Box coordinate listings:
↓
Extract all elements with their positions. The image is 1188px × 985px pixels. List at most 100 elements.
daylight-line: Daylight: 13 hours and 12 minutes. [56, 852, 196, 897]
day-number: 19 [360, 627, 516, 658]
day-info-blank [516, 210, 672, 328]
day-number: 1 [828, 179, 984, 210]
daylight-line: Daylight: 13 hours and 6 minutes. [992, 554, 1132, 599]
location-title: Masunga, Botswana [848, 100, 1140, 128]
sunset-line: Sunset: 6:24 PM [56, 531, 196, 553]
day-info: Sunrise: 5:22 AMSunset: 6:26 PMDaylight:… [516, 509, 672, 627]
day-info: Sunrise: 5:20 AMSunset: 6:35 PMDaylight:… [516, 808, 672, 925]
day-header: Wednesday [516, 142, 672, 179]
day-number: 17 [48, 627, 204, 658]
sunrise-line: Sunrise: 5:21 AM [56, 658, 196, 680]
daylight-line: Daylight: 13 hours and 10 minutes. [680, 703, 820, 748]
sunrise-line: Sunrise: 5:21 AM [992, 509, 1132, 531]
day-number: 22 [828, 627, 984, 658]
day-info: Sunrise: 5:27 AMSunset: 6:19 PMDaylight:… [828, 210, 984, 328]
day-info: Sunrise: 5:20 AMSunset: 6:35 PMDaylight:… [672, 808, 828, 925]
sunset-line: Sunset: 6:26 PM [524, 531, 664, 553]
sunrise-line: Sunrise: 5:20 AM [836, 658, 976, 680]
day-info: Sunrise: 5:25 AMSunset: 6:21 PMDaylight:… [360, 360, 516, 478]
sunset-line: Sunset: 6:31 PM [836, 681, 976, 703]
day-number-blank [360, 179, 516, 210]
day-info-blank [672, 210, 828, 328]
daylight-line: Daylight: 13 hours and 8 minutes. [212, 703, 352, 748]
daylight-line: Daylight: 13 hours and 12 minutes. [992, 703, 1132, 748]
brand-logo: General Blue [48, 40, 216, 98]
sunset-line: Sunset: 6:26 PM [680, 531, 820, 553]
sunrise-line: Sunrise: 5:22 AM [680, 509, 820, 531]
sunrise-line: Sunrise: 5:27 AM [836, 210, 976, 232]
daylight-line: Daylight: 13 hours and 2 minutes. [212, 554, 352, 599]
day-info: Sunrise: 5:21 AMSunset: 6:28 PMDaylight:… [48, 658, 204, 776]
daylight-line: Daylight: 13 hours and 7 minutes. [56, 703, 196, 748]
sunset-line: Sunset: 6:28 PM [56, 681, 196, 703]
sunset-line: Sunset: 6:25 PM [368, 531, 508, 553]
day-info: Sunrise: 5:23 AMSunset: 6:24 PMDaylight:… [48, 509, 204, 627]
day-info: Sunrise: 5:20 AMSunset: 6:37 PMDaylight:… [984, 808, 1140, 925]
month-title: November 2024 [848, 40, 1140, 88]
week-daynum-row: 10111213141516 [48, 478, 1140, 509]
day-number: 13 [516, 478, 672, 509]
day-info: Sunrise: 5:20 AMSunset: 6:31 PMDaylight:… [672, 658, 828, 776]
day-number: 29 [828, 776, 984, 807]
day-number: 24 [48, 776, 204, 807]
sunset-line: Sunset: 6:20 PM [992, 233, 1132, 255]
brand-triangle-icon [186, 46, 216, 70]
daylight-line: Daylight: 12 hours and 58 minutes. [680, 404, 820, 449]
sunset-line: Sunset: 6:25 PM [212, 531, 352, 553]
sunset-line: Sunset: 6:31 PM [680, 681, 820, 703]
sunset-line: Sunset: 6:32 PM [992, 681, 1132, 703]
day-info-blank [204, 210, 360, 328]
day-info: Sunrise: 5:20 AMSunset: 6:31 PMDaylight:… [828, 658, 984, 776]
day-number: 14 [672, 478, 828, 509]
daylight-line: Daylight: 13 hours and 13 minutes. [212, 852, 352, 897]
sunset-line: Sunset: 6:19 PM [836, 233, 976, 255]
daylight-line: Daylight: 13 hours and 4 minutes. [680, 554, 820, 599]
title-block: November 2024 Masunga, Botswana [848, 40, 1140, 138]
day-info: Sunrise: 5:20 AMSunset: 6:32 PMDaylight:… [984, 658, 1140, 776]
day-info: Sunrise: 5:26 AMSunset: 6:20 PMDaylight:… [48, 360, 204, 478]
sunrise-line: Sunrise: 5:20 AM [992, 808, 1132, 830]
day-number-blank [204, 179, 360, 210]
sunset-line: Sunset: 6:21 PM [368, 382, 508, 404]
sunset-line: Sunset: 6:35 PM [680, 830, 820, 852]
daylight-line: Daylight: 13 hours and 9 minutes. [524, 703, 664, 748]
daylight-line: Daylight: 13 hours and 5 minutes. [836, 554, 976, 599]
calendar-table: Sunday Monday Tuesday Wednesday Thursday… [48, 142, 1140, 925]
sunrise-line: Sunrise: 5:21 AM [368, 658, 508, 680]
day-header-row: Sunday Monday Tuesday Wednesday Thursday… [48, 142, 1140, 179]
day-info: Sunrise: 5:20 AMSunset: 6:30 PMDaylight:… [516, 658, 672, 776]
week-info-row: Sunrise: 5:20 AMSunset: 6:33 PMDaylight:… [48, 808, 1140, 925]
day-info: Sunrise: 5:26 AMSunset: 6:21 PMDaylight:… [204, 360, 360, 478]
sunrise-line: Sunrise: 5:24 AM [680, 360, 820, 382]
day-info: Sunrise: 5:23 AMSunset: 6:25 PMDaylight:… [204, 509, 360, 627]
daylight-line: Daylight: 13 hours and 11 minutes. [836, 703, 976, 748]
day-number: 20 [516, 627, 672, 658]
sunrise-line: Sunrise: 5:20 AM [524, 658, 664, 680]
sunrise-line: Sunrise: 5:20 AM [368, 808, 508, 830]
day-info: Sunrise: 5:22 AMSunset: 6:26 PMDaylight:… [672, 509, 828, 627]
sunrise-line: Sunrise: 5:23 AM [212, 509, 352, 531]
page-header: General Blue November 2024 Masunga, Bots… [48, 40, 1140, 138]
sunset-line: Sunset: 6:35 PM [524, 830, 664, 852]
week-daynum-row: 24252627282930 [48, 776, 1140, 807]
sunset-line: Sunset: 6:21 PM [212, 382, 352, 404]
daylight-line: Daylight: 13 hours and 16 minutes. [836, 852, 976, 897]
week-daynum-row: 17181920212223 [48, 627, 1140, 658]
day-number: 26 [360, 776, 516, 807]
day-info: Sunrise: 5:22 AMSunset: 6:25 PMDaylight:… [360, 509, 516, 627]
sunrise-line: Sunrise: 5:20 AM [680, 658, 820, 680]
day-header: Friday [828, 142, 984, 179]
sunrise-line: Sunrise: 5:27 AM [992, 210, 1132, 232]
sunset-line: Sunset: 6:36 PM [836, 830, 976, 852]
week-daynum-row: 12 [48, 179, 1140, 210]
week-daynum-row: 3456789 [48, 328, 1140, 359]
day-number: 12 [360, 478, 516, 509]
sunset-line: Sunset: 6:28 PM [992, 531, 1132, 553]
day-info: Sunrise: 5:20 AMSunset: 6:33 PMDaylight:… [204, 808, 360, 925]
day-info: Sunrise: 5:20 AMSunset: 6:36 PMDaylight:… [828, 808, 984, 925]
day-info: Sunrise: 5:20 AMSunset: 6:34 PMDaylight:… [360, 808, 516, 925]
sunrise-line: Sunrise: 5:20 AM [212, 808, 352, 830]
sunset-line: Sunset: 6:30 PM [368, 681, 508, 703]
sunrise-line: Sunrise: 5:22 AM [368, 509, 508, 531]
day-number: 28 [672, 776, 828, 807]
↑
◆ **PROMPT**
Identify each line of the listing above that contains the string "header", and copy those lines in full.

◆ **TASK ANSWER**
day-header: Wednesday [516, 142, 672, 179]
day-header-row: Sunday Monday Tuesday Wednesday Thursday… [48, 142, 1140, 179]
page-header: General Blue November 2024 Masunga, Bots… [48, 40, 1140, 138]
day-header: Friday [828, 142, 984, 179]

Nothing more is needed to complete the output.